> **Belge Bölümü**
======

Füruzan’ın Kırk Yedi’lileri
Kitap İncelemeleri

Füruzan’ın Kırk Yedi’lileri

Bayram Sarı

“Eğer bu düzeni ahlak düşkünlerinin, insan kanı içicilerin evetlemesiyle değişecek sanıyorsak, kötü yanılıyoruz.”

Füruzan, Kırk Yedi’liler

 

      Füruzan, Cumhuriyet dönemi Türk Edebiyatı içerisinde roman, röportaj, şiir, gezi, oyun türlerinde yapıtlar vermiş olmasına rağmen daha çok öykücü kimliğiyle dikkati çeker. Asıl adı Feruze Çerçi’dir. Füruzan Yerdelen (1956-58) imzasını da kullanan yazarın ilk öykülerine, “Seçilmiş Hikâyeler (1956), Türk Dili, Pazar Postası ve Yenilik” dergilerinde rastlanır. Turhan Selçuk’la evlendikten bir süre sonra Füruzan Selçuk imzasını kullanır (1958). “Papirüs” ve “Yeni Dergi”de öykülerinin yayımlanmasının ardından, Türk edebiyatının kayda değer öykücülerinden biri olarak anılmaya başlanır. Füruzan, ilk öykü kitabı “Parasız Yatılı”yı 1971’de yayımlatır. 1972’de Sait Faik Hikâye Armağanı alan bu yapıtı “Kuşatma, Benim Sinemalarım, Gül Mevsimidir, Gecenin Öteki Yüzü, Sevda Dolu Bir Yaz” izler. Yirmi beş yaşında yazdığı “Kırk Yedi’liler” ise ilk romanıdır.

======

> **Sağlanan Veriler**
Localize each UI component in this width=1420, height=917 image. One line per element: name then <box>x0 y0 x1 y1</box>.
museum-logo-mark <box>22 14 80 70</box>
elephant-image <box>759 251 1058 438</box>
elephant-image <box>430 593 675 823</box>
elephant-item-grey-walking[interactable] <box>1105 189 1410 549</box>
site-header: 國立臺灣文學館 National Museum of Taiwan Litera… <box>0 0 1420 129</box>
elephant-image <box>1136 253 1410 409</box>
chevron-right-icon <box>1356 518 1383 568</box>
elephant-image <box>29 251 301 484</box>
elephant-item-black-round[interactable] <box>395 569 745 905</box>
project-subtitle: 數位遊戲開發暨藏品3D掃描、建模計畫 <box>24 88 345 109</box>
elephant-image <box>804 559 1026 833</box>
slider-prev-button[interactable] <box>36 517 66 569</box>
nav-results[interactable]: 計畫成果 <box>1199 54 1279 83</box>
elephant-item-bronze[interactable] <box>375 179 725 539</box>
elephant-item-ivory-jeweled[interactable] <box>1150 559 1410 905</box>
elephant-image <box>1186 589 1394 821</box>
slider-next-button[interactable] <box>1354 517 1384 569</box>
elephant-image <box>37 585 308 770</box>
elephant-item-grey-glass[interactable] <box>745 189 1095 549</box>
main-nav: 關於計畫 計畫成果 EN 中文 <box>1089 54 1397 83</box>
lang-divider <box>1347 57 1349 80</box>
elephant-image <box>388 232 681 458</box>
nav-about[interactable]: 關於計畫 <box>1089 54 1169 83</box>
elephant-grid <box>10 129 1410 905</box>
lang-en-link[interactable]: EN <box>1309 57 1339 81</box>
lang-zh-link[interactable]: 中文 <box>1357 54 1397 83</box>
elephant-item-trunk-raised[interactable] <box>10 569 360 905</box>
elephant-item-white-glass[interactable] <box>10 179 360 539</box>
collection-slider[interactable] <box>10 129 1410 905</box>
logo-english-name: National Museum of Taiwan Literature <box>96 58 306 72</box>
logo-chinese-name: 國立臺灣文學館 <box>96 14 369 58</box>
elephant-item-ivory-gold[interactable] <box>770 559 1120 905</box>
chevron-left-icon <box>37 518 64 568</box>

======

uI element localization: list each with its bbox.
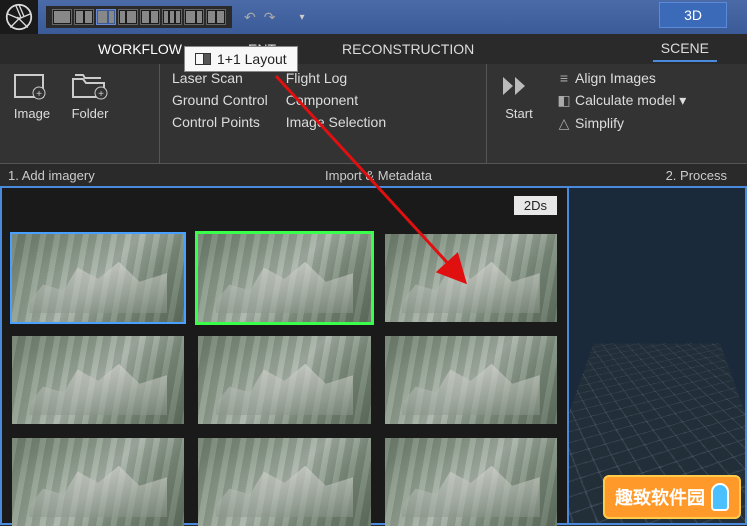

======

> **Talimatlar**
A) Füruzan hakkındaki metne göre yazarın öykülerinin yayımlandığı dergilerin hepsini sıralayın.
B) Füruzan hakkındaki metne dayanarak aşağıdaki soruları yanıtlayın.
(i) Yazarın asıl adı nedir?
(ii) "Parasız Yatılı" 1972'de hangi ödülü almıştır?
(iii) Yazar "Kırk Yedi'liler"i kaç yaşında yazmıştır?
C) Füruzan hakkındaki metni kaldığı yerden sürdürün.

> **Yanıtlar**
A)
Seçilmiş Hikâyeler
Türk Dili
Pazar Postası
Yenilik
Papirüs
Yeni Dergi

B)
(i) Feruze Çerçi
(ii) Sait Faik Hikâye Armağanı
(iii) Yirmi beş yaşında

C)
 

Füruzan, kültürel birikimi, dünya görüşü ve insana yaklaşımıyla kurguladığı metinlerinde, 20. yüzyıl Türk toplumunun sosyokültürel özelliklerini yansıtacak biçemde, Cumhuriyet döneminin sağladığı olanaklardan faydalanarak var olan durumlarını Batılılaşarak iyileştirenler ile alt sınıfın modernizme uyum sağlayamayan, sisteme yabancılaşmış karakterlerini irdeler.

 

12 Mart Askeri Muhtırası öncesi ve sonrasında yaşananlar; öğrencilerdeki sağ-sol ayrımları, İzmir’in Yunanlılar tarafından işgal edilişi, 2. Dünya Savaşı sonrasında yaşanan ekonomik sıkıntılar, köyden-kente yaşanan göçler Füruzan’ın metinlerinin odak noktasıdır. Füruzan, yaşadığı toplum içinden seçtiği kahramanları aracılığıyla toplumsal meselelere yönelik eleştirilerine metinlerinde yer verir. Çoğu metinlerinde karakterlerin adları yoktur, bir anda okuyucunun yanında ya da çevresindeki kişilere dönüşürler.

 

1975 yılında “Türk Dil Kurumu” roman ödülünü alan “Kırk Yedi’liler” romanının ana çerçevesi şöyledir: 68 Kuşağı Üniversite gençliğinin geleneksel toplum ve siyasi yapıyla çatışmaları, devrimci harekete katılan Emine’nin gördüğü işkenceler, sağ-sol çatışmalarında ardı ardına gelen ölüm haberleri, her türlü şiddet ve çatışma şekliyle karşılaşan gençlerin hayata bakışları ve anlamlandırmaları, metnin kurgusunu oluşturur. Roman, ezilenlerin, göçmenlerin ve sosyalist gençlerin doğru bildikleri ile sistem, geleneksel yapılar, rejim ve karşıt görüşler ile yaşadıkları çatışmalara dayanmasına rağmen, metnin merkezinde kadın sorunsalı bulunmaktadır.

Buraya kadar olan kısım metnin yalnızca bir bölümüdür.